[START]

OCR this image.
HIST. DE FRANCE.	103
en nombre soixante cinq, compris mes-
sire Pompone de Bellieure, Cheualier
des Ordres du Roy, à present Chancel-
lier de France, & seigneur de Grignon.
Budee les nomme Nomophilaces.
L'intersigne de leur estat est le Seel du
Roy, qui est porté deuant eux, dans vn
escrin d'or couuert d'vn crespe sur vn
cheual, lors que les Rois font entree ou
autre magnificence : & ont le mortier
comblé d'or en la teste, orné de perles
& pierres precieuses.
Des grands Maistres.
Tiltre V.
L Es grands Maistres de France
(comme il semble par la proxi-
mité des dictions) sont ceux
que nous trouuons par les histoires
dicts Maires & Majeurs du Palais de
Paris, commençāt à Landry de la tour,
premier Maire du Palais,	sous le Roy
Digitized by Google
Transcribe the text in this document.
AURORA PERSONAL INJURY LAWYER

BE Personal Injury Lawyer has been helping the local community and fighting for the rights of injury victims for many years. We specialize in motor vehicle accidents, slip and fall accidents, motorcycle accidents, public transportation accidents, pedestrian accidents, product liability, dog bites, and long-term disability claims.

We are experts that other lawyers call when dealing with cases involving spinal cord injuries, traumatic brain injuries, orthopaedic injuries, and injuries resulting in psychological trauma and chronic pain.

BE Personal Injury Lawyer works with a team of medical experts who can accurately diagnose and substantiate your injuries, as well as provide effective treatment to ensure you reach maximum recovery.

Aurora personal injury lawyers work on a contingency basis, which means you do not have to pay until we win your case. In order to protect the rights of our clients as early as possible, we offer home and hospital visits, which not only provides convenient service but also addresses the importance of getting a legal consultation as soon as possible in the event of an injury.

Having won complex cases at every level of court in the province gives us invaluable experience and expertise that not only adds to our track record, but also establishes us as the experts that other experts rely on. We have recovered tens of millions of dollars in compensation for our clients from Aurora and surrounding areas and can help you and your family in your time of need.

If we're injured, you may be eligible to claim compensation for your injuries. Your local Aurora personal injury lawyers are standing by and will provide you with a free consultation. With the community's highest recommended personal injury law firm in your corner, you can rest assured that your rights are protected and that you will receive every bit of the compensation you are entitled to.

[END]

**Task requirements**. Above are the entries; count how many of their lines contain the word "consultation" and give only that number.

**Exercise answer**. 2